== Testo proposto ==
★ ★ ★ ★ ★ ★ ★

Nascevano così le parole in libertà, cioè senza alcun legame grammaticale-sintattico fra loro, senza organizzarle in frasi e periodi, collocate a caso sulla pagina, così come nascono nella mente dello scrittore, il quale accosta le immagini non vincolate da alcun filo logico, dando vita alla scrittura analogica, all'immaginazione senza fili, mediante le quali veniva abolita ogni mediazione fra ispirazione ed espressione. Per questo il poeta futurista doveva usare i più disparati elementi linguistici (espressioni dialettali, neologismi, onomatopee di suoni animali e meccanici), per esprimere immediatamente il meccanicismo psichico dell'impressione.
All'ordine dell'arte tradizionale si contrappone un massimo di disordine, fino alla proclamazione di una vera e propria estetica del brutto. All'intelligenza, infine, è sostituita la divina intuizione.
Marinetti intende dare voce alla realtà della materia, nelle sue risonanze profonde: di qui il tentativo di riprodurre il rumore, il suono, l'odore, inserendoli in un processo sinestetico, in quanto le sensazioni, per il loro movimento e la loro mutevolezza, tendono a confondersi e a compenetrarsi le une nelle altre.

★ ★ ★ ★ ★ ★ ★

== Dati forniti ==
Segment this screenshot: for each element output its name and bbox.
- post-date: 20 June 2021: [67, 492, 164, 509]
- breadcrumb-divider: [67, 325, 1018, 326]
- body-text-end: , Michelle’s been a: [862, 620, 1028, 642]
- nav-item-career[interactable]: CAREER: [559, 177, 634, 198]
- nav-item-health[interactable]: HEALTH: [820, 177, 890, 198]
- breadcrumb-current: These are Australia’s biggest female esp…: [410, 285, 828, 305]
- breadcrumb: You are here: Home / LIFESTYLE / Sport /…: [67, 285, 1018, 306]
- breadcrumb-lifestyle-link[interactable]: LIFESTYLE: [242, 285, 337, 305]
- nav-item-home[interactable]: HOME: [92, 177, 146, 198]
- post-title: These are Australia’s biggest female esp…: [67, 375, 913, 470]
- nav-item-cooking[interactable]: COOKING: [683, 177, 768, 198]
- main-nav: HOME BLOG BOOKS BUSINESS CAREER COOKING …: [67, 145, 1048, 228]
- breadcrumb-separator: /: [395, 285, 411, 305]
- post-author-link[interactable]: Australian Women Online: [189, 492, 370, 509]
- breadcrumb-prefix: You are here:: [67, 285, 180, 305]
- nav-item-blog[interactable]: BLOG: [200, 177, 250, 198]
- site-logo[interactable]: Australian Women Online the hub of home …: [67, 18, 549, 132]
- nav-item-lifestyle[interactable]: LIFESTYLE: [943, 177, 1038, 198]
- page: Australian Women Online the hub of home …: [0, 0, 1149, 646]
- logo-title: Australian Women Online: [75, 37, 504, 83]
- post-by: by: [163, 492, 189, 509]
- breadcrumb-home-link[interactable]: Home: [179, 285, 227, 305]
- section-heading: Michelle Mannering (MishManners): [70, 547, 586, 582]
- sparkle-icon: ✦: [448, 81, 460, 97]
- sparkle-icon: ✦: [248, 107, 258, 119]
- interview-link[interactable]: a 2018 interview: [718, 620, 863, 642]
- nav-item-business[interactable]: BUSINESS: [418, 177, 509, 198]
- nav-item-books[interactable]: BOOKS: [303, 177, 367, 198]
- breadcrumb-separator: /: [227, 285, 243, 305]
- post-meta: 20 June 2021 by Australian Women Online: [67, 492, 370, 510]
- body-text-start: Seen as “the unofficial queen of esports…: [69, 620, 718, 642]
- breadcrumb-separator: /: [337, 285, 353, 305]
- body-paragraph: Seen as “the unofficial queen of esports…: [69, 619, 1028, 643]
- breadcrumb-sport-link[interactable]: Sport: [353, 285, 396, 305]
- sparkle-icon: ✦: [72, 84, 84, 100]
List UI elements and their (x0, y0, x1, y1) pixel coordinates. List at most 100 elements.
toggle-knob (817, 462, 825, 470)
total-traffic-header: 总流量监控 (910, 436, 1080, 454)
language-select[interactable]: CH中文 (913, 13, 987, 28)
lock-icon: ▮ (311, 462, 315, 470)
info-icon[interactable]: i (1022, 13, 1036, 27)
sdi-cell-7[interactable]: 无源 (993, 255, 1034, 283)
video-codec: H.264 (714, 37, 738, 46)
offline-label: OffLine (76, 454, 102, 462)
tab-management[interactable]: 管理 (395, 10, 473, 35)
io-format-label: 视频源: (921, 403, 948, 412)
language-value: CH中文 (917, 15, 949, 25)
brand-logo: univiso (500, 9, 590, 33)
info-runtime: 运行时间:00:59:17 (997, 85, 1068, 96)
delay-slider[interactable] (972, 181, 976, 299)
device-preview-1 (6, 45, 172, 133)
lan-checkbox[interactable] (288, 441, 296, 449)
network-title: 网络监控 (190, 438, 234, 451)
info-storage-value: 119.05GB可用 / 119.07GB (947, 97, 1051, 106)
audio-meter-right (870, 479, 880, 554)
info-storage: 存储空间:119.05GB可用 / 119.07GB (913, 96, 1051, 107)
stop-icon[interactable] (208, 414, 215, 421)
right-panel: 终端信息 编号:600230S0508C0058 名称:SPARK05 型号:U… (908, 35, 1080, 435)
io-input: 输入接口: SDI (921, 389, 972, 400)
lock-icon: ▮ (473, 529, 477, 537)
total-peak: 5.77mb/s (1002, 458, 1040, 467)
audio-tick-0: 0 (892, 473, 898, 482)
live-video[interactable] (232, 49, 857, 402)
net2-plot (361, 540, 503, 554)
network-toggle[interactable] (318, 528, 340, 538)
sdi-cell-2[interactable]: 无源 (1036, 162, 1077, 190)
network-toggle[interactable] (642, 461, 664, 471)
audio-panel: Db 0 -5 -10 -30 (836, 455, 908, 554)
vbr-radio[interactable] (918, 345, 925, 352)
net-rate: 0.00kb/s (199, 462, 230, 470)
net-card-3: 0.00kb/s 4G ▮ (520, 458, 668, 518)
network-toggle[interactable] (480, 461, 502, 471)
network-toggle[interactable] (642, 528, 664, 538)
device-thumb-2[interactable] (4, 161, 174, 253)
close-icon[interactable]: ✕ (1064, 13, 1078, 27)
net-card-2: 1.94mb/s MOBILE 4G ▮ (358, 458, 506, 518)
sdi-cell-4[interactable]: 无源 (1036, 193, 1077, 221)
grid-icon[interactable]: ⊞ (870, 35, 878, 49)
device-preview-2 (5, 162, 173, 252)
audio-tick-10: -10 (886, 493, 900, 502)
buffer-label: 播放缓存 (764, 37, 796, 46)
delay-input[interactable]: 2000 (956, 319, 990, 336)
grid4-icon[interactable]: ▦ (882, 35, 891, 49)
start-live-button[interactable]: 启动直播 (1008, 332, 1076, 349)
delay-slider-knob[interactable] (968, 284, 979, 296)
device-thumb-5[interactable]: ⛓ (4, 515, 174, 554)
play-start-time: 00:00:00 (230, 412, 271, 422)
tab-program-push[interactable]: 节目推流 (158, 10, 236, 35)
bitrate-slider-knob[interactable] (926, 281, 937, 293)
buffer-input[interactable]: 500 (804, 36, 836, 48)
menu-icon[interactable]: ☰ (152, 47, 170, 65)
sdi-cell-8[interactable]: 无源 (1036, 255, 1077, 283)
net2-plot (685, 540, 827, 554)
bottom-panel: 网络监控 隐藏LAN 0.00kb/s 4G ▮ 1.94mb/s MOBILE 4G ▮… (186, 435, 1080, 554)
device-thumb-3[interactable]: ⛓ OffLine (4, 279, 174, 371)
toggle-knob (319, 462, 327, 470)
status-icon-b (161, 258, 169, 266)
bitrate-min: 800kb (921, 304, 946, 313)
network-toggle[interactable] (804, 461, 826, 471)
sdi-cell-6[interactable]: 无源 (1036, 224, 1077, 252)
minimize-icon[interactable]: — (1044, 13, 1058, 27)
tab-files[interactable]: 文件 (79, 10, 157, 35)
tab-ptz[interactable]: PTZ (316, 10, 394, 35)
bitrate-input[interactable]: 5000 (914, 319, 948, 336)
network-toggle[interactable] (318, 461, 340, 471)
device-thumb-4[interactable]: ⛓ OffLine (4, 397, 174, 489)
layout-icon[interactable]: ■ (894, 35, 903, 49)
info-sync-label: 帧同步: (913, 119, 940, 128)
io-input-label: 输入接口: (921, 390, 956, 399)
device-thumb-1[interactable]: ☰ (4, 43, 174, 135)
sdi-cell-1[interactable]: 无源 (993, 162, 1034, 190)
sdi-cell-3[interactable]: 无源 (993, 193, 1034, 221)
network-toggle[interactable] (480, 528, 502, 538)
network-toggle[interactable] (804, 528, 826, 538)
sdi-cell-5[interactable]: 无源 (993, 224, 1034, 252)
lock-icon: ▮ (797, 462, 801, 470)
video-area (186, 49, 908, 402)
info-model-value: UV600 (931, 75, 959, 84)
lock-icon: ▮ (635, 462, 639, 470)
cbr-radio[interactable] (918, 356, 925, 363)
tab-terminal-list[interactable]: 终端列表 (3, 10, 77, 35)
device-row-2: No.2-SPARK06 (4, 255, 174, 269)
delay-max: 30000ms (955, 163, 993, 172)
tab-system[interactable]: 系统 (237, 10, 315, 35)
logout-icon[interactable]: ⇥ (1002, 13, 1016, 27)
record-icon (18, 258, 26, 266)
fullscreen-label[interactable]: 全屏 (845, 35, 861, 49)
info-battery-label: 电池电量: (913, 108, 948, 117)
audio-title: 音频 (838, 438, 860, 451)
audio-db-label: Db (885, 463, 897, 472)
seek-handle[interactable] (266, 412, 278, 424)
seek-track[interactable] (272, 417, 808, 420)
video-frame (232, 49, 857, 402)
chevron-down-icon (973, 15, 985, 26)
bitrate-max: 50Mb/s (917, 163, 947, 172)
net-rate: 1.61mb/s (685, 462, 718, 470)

★ ★ ★ ★ ★ ★ ★

== Consegna 1 ==
Riscrivi il brano sulle parole in libertà a partire da "All'ordine dell'arte tradizionale" fino a "la divina intuizione.", sostituendo "estetica del brutto" con "poetica del brutto".
== Consegna 2 ==
Rispondi a queste domande sul brano sulle parole in libertà.
(a) Quali elementi linguistici doveva usare il poeta futurista?
(b) Che cosa viene sostituito all'intelligenza?
(c) Che cosa tenta di riprodurre Marinetti?
== Consegna 3 ==
Prosegui il brano sulle parole in libertà dopo l'ultima frase riportata.
L'elenco non ha alcun ruolo in questo lavoro.

== Risposta 1 ==
All'ordine dell'arte tradizionale si contrappone un massimo di disordine, fino alla proclamazione di una vera e propria poetica del brutto. All'intelligenza, infine, è sostituita la divina intuizione.

== Risposta 2 ==
(a) Espressioni dialettali, neologismi, onomatopee di suoni animali e meccanici.
(b) La divina intuizione.
(c) Il rumore, il suono, l'odore.

== Risposta 3 ==
Nel Manifesto tecnico della Letteratura Futurista del 1912, le critiche erano rivolte ai valori tradizionali, alla poetica corrente, giudicata sentimentale e nostalgica. Questo manifesto tecnico, accluso alla prima antologia dei poeti futuristi pubblicata dalle edizioni di Poesia, propose di regolare l'intervento sulle forme letterarie.
I punti del programma erano sempre undici, cifra che Marinetti considerava scaramantica, il primo dei quali recita: «Bisogna distruggere la sintassi, disponendo i sostantivi a caso, come nascono».
La compiuta espressione di quanto il letterato si predisponeva, arrivò due anni più tardi con Zang tumb tumb... che è un'opera letteraria di Marinetti.
Venne pubblicata a Milano a cura delle Edizioni futuriste di Poesia, nel 1914. In questo poemetto, ispirato all'assedio di Adrianopoli durante la guerra bulgaro-turca, l'autore utilizza metodi di stampa particolari inserendo caratteri tipografici di varie dimensioni, nonché grassetto e corsivo creando in tal modo un effetto visivo in grado di riportare il lettore al centro della battaglia del 1912. Il testo, dal forte carattere visivo, si compone delle parole in libertà, tecnica di scrittura futurista che prevede l'abolizione dei nessi sintattici tradizionali, il rifiuto di articoli, avverbi e aggettivi e l'uso di termini onomatopeici per riprodurre i suoni della guerra.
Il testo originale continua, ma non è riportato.